Below are the records; locate each line with the word "JSON" and copy it.

======

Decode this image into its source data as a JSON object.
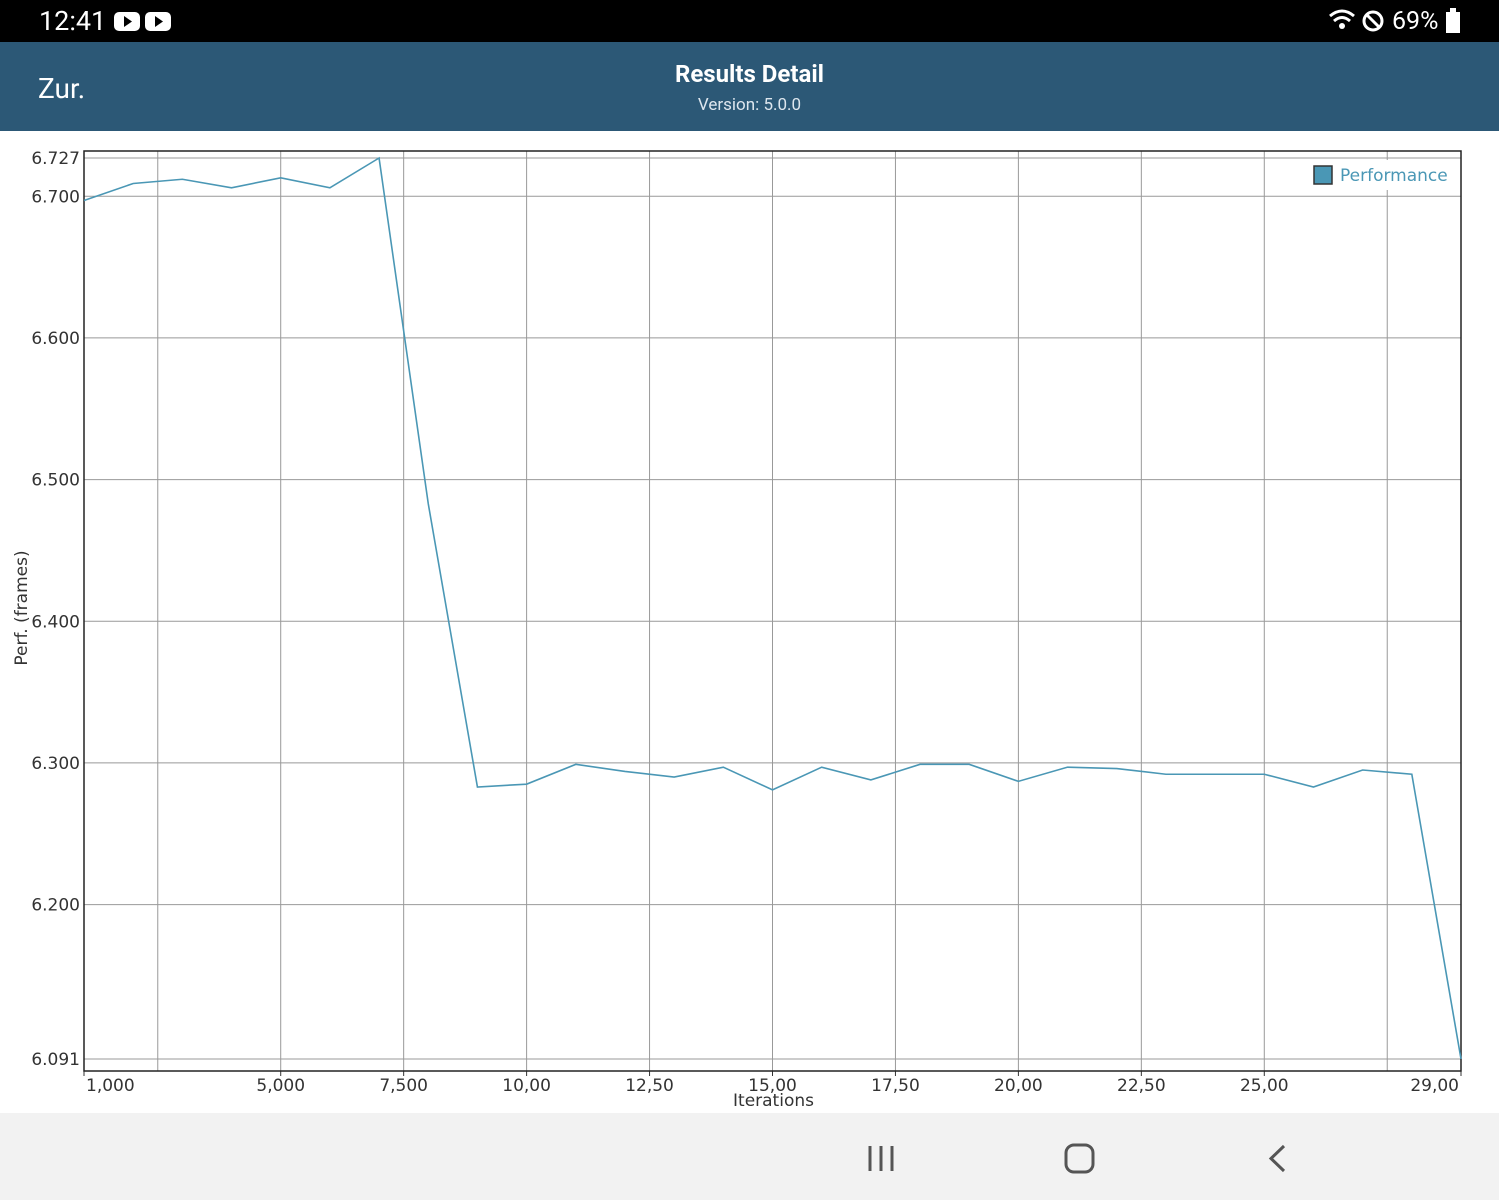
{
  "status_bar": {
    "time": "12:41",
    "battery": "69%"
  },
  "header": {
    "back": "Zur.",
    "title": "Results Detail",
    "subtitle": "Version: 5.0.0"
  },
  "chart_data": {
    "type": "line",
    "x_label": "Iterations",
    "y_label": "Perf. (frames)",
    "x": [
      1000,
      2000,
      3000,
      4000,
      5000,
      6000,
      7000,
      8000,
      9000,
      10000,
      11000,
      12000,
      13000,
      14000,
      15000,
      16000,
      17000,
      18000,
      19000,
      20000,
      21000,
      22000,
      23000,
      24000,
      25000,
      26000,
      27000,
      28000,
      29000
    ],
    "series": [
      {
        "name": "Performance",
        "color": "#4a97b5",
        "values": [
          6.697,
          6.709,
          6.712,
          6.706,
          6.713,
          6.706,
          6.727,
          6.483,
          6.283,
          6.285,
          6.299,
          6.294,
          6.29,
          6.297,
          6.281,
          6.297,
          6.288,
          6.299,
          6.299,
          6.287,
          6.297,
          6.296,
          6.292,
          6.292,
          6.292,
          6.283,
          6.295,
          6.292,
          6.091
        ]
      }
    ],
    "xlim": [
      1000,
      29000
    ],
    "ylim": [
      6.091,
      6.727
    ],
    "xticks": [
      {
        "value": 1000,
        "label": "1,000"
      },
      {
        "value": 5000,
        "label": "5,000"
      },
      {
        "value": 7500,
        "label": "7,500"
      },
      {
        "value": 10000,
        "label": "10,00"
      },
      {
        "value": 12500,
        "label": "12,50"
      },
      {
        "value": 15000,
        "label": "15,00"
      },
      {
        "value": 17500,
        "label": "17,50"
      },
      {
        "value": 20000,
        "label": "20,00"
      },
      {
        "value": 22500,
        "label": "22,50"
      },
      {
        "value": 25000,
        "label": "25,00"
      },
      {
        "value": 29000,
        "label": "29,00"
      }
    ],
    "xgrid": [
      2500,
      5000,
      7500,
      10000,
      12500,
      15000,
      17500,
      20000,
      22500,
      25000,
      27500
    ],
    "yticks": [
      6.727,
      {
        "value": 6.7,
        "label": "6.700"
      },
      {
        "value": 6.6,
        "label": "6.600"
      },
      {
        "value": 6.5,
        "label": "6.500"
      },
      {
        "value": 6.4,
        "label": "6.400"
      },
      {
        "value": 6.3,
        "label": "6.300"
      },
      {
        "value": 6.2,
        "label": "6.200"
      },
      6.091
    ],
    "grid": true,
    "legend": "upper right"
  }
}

======

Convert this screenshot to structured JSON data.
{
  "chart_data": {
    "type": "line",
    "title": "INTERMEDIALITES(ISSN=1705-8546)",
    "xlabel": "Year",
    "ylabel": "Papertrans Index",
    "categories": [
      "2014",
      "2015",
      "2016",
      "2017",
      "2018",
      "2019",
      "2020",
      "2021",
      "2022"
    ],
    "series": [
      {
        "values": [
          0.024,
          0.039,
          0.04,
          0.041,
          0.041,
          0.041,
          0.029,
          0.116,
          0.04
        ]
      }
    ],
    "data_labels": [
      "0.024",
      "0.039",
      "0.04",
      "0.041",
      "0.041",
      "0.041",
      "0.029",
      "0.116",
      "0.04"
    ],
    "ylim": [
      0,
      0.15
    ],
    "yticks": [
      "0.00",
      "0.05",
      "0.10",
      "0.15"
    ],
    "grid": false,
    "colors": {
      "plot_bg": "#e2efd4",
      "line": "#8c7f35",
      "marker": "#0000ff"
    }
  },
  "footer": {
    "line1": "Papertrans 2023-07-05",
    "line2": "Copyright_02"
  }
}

======

▸ **Solution to this problem**
Decode this image into its source data as a JSON object.
Convert this screenshot to structured JSON data.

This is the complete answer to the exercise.